Request
Pictures do not belong in the copy. Return all of the entries exactly.

Items listed in a dataset:
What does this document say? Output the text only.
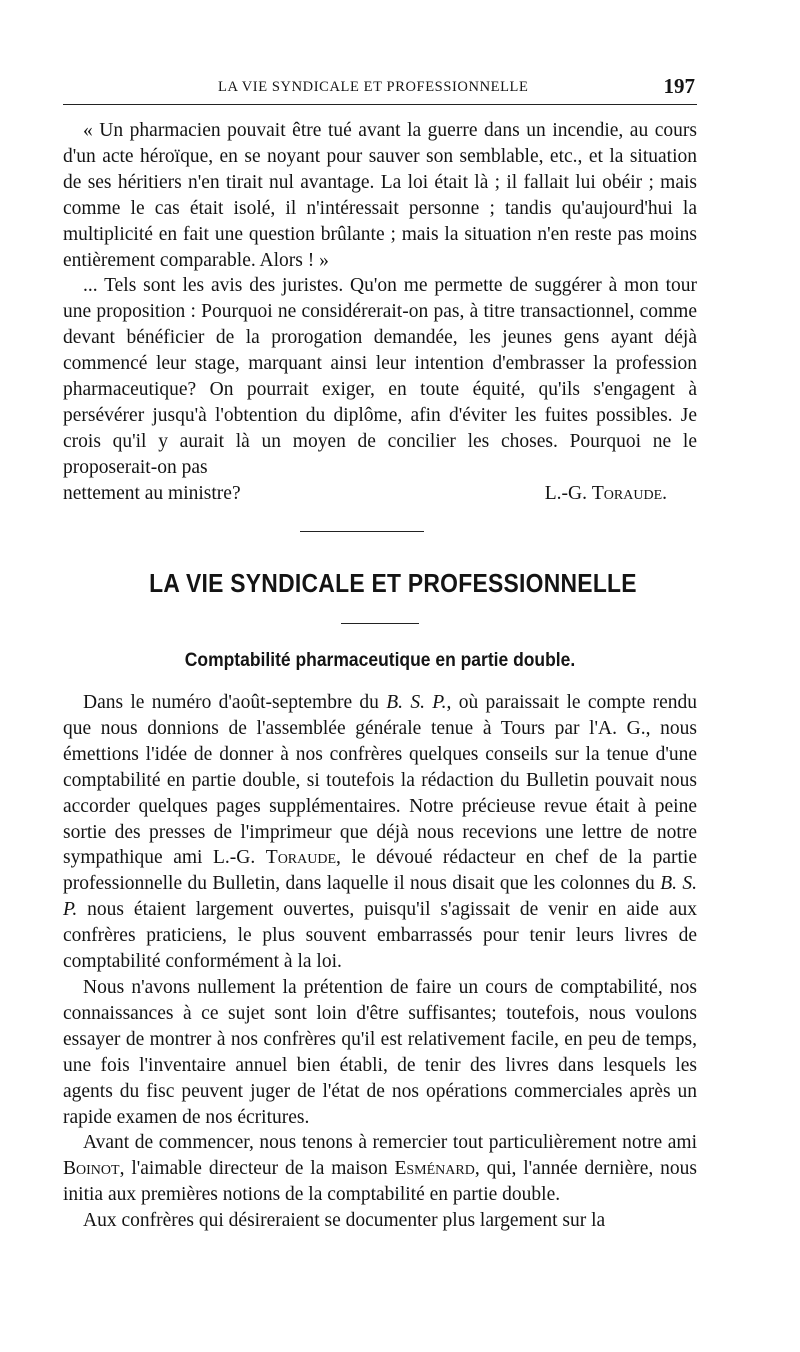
LA VIE SYNDICALE ET PROFESSIONNELLE	197

« Un pharmacien pouvait être tué avant la guerre dans un incendie, au cours d'un acte héroïque, en se noyant pour sauver son semblable, etc., et la situation de ses héritiers n'en tirait nul avantage. La loi était là ; il fallait lui obéir ; mais comme le cas était isolé, il n'intéressait personne ; tandis qu'aujourd'hui la multiplicité en fait une question brûlante ; mais la situation n'en reste pas moins entièrement comparable. Alors ! »

... Tels sont les avis des juristes. Qu'on me permette de suggérer à mon tour une proposition : Pourquoi ne considérerait-on pas, à titre transactionnel, comme devant bénéficier de la prorogation demandée, les jeunes gens ayant déjà commencé leur stage, marquant ainsi leur intention d'embrasser la profession pharmaceutique? On pourrait exiger, en toute équité, qu'ils s'engagent à persévérer jusqu'à l'obtention du diplôme, afin d'éviter les fuites possibles. Je crois qu'il y aurait là un moyen de concilier les choses. Pourquoi ne le proposerait-on pas

nettement au ministre?	L.-G. Toraude.
LA VIE SYNDICALE ET PROFESSIONNELLE
Comptabilité pharmaceutique en partie double.

Dans le numéro d'août-septembre du B. S. P., où paraissait le compte rendu que nous donnions de l'assemblée générale tenue à Tours par l'A. G., nous émettions l'idée de donner à nos confrères quelques conseils sur la tenue d'une comptabilité en partie double, si toutefois la rédaction du Bulletin pouvait nous accorder quelques pages supplémentaires. Notre précieuse revue était à peine sortie des presses de l'imprimeur que déjà nous recevions une lettre de notre sympathique ami L.-G. Toraude, le dévoué rédacteur en chef de la partie professionnelle du Bulletin, dans laquelle il nous disait que les colonnes du B. S. P. nous étaient largement ouvertes, puisqu'il s'agissait de venir en aide aux confrères praticiens, le plus souvent embarrassés pour tenir leurs livres de comptabilité conformément à la loi.

Nous n'avons nullement la prétention de faire un cours de comptabilité, nos connaissances à ce sujet sont loin d'être suffisantes; toutefois, nous voulons essayer de montrer à nos confrères qu'il est relativement facile, en peu de temps, une fois l'inventaire annuel bien établi, de tenir des livres dans lesquels les agents du fisc peuvent juger de l'état de nos opérations commerciales après un rapide examen de nos écritures.

Avant de commencer, nous tenons à remercier tout particulièrement notre ami Boinot, l'aimable directeur de la maison Esménard, qui, l'année dernière, nous initia aux premières notions de la comptabilité en partie double.

Aux confrères qui désireraient se documenter plus largement sur la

Answer to the problem
What does this document say? Output the text only.
LA VIE SYNDICALE ET PROFESSIONNELLE	197

« Un pharmacien pouvait être tué avant la guerre dans un incendie, au cours d'un acte héroïque, en se noyant pour sauver son semblable, etc., et la situation de ses héritiers n'en tirait nul avantage. La loi était là ; il fallait lui obéir ; mais comme le cas était isolé, il n'intéressait personne ; tandis qu'aujourd'hui la multiplicité en fait une question brûlante ; mais la situation n'en reste pas moins entièrement comparable. Alors ! »

... Tels sont les avis des juristes. Qu'on me permette de suggérer à mon tour une proposition : Pourquoi ne considérerait-on pas, à titre transactionnel, comme devant bénéficier de la prorogation demandée, les jeunes gens ayant déjà commencé leur stage, marquant ainsi leur intention d'embrasser la profession pharmaceutique? On pourrait exiger, en toute équité, qu'ils s'engagent à persévérer jusqu'à l'obtention du diplôme, afin d'éviter les fuites possibles. Je crois qu'il y aurait là un moyen de concilier les choses. Pourquoi ne le proposerait-on pas

nettement au ministre?	L.-G. Toraude.
LA VIE SYNDICALE ET PROFESSIONNELLE
Comptabilité pharmaceutique en partie double.

Dans le numéro d'août-septembre du B. S. P., où paraissait le compte rendu que nous donnions de l'assemblée générale tenue à Tours par l'A. G., nous émettions l'idée de donner à nos confrères quelques conseils sur la tenue d'une comptabilité en partie double, si toutefois la rédaction du Bulletin pouvait nous accorder quelques pages supplémentaires. Notre précieuse revue était à peine sortie des presses de l'imprimeur que déjà nous recevions une lettre de notre sympathique ami L.-G. Toraude, le dévoué rédacteur en chef de la partie professionnelle du Bulletin, dans laquelle il nous disait que les colonnes du B. S. P. nous étaient largement ouvertes, puisqu'il s'agissait de venir en aide aux confrères praticiens, le plus souvent embarrassés pour tenir leurs livres de comptabilité conformément à la loi.

Nous n'avons nullement la prétention de faire un cours de comptabilité, nos connaissances à ce sujet sont loin d'être suffisantes; toutefois, nous voulons essayer de montrer à nos confrères qu'il est relativement facile, en peu de temps, une fois l'inventaire annuel bien établi, de tenir des livres dans lesquels les agents du fisc peuvent juger de l'état de nos opérations commerciales après un rapide examen de nos écritures.

Avant de commencer, nous tenons à remercier tout particulièrement notre ami Boinot, l'aimable directeur de la maison Esménard, qui, l'année dernière, nous initia aux premières notions de la comptabilité en partie double.

Aux confrères qui désireraient se documenter plus largement sur la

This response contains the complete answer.